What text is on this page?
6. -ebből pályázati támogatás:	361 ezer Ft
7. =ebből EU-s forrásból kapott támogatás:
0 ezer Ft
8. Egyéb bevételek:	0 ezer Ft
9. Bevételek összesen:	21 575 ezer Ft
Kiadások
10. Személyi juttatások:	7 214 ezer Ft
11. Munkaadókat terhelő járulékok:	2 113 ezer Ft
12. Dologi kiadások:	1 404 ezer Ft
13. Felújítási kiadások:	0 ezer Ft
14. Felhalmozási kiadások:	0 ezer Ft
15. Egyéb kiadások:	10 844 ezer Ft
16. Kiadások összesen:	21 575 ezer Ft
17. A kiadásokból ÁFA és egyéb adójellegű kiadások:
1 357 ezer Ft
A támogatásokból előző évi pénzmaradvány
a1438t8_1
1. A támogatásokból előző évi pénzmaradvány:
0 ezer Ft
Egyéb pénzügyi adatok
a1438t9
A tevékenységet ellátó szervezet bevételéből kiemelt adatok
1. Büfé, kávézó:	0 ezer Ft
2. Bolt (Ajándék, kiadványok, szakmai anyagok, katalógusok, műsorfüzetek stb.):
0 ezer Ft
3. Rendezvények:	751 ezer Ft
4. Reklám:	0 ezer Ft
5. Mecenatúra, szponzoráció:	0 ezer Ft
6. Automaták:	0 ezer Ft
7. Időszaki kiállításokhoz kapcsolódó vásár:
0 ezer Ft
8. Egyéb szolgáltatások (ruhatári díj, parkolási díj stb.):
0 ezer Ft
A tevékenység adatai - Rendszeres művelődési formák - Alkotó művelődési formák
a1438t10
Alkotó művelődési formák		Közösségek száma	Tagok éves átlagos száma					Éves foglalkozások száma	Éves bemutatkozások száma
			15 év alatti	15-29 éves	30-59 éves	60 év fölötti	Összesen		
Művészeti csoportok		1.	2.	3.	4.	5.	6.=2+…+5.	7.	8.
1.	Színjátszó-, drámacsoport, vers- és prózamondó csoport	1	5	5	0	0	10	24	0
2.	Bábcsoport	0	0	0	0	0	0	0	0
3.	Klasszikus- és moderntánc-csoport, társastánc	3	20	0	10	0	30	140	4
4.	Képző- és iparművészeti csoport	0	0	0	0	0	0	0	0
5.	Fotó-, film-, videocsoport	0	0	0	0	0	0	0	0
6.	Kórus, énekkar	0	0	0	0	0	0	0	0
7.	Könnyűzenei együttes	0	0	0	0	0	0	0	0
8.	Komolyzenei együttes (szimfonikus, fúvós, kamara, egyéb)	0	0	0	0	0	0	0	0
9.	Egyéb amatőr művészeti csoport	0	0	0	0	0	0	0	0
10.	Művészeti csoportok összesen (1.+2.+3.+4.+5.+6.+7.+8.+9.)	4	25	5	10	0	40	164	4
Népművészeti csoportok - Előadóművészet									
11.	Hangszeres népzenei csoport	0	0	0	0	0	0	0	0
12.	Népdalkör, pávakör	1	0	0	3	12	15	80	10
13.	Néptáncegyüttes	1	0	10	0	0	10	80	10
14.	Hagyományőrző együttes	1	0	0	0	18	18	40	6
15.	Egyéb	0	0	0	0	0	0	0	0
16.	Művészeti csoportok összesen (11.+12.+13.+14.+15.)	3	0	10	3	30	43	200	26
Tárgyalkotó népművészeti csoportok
...
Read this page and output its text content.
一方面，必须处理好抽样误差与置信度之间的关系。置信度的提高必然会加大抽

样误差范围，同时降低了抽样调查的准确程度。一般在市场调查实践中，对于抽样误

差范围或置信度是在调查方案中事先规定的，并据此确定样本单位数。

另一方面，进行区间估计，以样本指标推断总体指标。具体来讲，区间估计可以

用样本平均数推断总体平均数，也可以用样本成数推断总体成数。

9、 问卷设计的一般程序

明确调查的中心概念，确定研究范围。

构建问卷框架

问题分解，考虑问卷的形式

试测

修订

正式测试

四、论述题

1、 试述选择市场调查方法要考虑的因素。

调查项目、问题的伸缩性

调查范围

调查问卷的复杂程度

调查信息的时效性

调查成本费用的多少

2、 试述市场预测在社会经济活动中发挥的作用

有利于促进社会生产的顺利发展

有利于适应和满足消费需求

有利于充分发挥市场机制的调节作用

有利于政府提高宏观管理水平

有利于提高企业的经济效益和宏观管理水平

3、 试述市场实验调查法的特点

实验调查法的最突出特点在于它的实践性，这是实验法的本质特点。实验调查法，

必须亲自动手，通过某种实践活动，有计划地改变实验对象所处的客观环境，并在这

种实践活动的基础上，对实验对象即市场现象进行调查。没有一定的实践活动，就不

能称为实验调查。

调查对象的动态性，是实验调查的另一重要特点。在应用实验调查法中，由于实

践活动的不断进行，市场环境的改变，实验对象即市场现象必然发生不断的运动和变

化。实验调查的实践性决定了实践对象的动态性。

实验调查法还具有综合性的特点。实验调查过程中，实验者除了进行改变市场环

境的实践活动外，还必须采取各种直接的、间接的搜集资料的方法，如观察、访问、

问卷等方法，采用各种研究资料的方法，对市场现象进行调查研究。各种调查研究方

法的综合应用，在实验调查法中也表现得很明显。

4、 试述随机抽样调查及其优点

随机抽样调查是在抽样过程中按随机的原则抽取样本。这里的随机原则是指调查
---
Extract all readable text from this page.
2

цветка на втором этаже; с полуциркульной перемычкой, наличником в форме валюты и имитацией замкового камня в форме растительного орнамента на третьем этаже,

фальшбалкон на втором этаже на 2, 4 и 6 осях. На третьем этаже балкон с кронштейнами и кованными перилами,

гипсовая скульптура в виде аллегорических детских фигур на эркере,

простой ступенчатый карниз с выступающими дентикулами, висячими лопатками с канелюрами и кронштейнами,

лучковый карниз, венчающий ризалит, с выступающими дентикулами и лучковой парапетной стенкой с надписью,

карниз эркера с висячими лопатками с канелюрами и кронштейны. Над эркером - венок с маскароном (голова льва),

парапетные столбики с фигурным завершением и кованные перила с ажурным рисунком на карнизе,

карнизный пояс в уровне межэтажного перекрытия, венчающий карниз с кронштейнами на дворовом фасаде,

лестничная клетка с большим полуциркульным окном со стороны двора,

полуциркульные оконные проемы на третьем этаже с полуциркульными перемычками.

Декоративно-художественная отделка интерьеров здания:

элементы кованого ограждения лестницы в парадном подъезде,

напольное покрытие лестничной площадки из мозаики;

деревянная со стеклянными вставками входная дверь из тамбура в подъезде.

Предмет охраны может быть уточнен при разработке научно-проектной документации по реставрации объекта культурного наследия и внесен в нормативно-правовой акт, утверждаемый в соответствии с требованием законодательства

Task to complete
Copy out every line from the records that has the word "formák".

Response to this task
A tevékenység adatai - Rendszeres művelődési formák - Alkotó művelődési formák
Alkotó művelődési formák		Közösségek száma	Tagok éves átlagos száma					Éves foglalkozások száma	Éves bemutatkozások száma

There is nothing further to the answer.